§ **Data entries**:
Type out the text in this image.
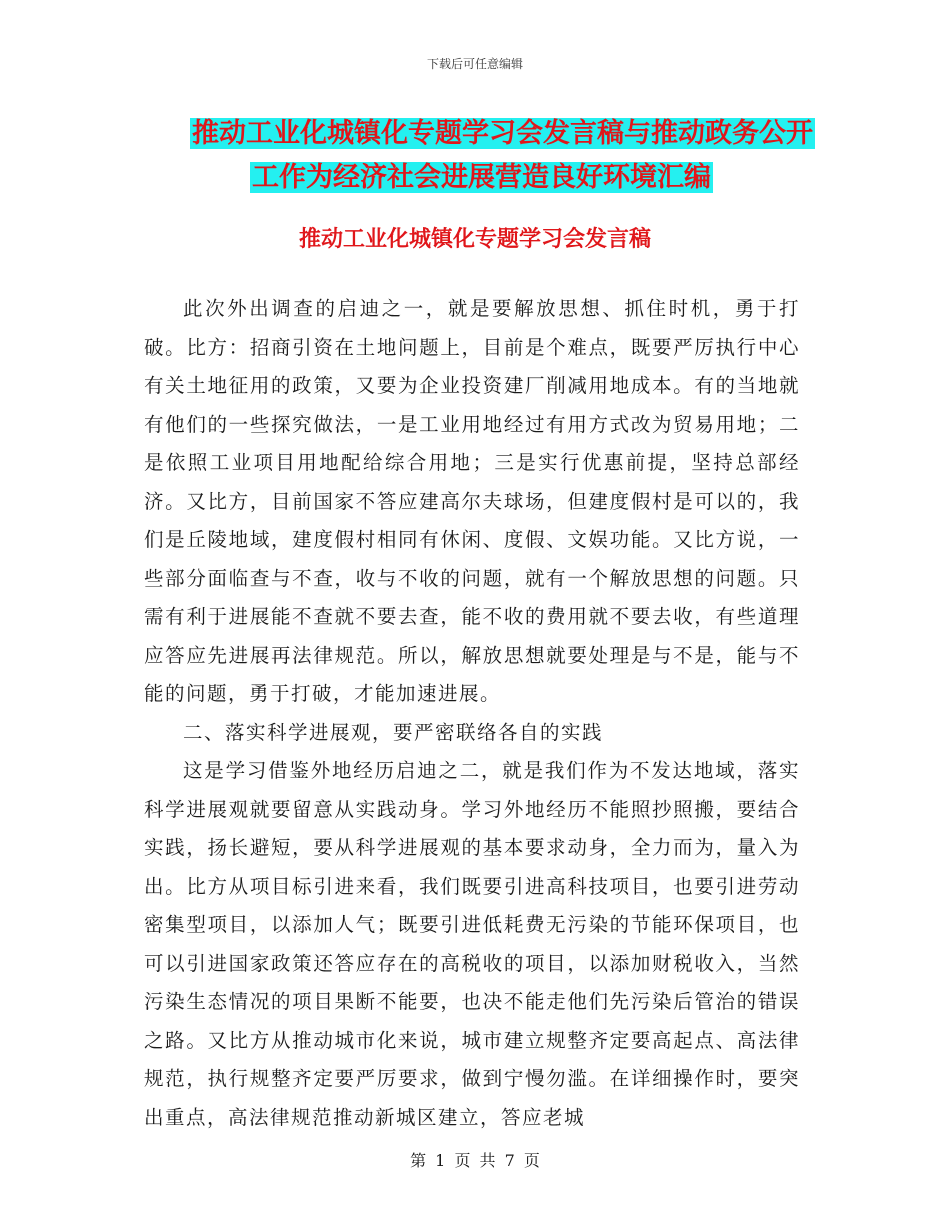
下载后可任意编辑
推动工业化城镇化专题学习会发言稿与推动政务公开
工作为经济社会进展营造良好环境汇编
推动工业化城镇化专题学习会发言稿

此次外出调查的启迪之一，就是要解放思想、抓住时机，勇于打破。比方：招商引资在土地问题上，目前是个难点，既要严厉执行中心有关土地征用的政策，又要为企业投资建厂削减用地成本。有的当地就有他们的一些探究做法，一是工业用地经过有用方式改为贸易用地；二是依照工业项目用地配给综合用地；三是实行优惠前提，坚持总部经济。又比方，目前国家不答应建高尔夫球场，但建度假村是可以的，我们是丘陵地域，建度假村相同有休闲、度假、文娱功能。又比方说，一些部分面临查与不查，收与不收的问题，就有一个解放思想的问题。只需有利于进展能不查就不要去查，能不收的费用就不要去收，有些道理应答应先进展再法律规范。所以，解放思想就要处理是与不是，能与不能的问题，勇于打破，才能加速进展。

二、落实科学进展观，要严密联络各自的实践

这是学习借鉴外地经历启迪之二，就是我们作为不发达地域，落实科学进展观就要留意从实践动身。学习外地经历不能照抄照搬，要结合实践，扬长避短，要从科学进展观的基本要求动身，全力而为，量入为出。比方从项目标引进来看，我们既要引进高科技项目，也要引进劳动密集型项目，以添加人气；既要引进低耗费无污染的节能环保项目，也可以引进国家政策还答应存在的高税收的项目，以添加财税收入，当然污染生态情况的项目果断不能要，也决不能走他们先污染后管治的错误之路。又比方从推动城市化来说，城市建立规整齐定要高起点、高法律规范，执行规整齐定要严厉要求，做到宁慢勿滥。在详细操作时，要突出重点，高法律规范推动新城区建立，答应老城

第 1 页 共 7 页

§ **PROBLEM**: Copy the whole of the material above exactly, but not its images.

§ **EXERCISE ANSWER**:
Type out the text in this image.
下载后可任意编辑
推动工业化城镇化专题学习会发言稿与推动政务公开
工作为经济社会进展营造良好环境汇编
推动工业化城镇化专题学习会发言稿

此次外出调查的启迪之一，就是要解放思想、抓住时机，勇于打破。比方：招商引资在土地问题上，目前是个难点，既要严厉执行中心有关土地征用的政策，又要为企业投资建厂削减用地成本。有的当地就有他们的一些探究做法，一是工业用地经过有用方式改为贸易用地；二是依照工业项目用地配给综合用地；三是实行优惠前提，坚持总部经济。又比方，目前国家不答应建高尔夫球场，但建度假村是可以的，我们是丘陵地域，建度假村相同有休闲、度假、文娱功能。又比方说，一些部分面临查与不查，收与不收的问题，就有一个解放思想的问题。只需有利于进展能不查就不要去查，能不收的费用就不要去收，有些道理应答应先进展再法律规范。所以，解放思想就要处理是与不是，能与不能的问题，勇于打破，才能加速进展。

二、落实科学进展观，要严密联络各自的实践

这是学习借鉴外地经历启迪之二，就是我们作为不发达地域，落实科学进展观就要留意从实践动身。学习外地经历不能照抄照搬，要结合实践，扬长避短，要从科学进展观的基本要求动身，全力而为，量入为出。比方从项目标引进来看，我们既要引进高科技项目，也要引进劳动密集型项目，以添加人气；既要引进低耗费无污染的节能环保项目，也可以引进国家政策还答应存在的高税收的项目，以添加财税收入，当然污染生态情况的项目果断不能要，也决不能走他们先污染后管治的错误之路。又比方从推动城市化来说，城市建立规整齐定要高起点、高法律规范，执行规整齐定要严厉要求，做到宁慢勿滥。在详细操作时，要突出重点，高法律规范推动新城区建立，答应老城

第 1 页 共 7 页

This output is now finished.